* start *

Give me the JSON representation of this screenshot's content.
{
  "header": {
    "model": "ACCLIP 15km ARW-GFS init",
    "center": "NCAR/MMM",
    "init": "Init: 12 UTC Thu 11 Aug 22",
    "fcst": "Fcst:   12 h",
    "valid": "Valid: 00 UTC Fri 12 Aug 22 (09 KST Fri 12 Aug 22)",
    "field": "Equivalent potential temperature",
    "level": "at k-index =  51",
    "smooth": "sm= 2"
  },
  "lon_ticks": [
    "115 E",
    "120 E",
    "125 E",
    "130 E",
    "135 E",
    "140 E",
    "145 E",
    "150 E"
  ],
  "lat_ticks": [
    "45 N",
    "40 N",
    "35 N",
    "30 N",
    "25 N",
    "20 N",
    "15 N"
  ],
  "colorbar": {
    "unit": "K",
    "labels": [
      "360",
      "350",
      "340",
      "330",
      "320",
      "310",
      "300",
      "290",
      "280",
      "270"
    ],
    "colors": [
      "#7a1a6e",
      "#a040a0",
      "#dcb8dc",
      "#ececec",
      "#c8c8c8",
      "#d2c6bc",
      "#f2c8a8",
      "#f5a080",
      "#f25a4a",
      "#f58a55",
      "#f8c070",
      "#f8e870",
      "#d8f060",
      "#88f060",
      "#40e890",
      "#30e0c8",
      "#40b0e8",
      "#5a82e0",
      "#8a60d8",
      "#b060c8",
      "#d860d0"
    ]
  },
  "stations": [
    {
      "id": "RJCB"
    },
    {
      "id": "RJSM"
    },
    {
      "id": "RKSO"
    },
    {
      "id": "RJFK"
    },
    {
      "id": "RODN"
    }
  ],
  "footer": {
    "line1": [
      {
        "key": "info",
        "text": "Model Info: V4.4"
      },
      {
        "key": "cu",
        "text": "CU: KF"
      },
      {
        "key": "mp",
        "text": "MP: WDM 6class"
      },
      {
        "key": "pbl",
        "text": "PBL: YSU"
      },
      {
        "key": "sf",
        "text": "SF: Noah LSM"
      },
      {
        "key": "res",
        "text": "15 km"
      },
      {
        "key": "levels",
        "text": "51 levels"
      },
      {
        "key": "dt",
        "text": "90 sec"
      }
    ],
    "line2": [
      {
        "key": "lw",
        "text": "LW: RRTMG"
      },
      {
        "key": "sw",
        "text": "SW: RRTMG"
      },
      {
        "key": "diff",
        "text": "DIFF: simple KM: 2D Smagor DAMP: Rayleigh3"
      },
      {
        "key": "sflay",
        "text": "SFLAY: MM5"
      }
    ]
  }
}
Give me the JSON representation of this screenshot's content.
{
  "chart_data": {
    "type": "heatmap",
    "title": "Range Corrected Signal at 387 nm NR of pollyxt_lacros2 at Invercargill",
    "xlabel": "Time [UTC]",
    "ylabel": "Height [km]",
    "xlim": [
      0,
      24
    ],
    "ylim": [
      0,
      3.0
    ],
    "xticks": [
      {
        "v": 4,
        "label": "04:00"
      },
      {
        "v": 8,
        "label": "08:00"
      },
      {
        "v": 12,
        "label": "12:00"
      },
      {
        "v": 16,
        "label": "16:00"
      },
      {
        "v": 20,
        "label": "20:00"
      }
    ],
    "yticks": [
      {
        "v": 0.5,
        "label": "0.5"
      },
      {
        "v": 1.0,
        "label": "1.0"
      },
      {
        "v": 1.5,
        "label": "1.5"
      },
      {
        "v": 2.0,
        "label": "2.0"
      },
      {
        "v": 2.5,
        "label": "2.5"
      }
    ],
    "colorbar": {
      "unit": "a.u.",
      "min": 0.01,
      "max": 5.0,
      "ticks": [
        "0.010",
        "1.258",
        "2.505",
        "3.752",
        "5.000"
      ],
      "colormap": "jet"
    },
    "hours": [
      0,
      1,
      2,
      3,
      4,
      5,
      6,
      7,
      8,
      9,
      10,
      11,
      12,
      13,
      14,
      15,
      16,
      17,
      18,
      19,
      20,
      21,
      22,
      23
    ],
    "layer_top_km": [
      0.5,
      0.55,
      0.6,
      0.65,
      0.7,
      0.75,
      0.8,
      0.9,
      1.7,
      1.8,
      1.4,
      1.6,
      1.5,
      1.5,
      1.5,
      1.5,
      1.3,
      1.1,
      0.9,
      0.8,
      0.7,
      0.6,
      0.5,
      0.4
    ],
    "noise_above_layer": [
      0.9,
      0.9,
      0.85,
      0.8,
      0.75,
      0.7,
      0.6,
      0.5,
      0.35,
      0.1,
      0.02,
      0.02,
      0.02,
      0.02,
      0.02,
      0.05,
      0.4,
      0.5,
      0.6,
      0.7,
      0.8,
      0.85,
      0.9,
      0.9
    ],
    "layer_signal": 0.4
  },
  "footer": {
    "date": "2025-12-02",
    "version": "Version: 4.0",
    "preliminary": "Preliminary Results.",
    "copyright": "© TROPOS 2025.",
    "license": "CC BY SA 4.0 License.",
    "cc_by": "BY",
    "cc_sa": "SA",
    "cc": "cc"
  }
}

* end *

• **INSTRUCTIONS TO FOLLOW**
Search the entries for the word "init", then list each line that holds it.

• **CORRECT RESULT**
    "model": "ACCLIP 15km ARW-GFS init",
    "init": "Init: 12 UTC Thu 11 Aug 22",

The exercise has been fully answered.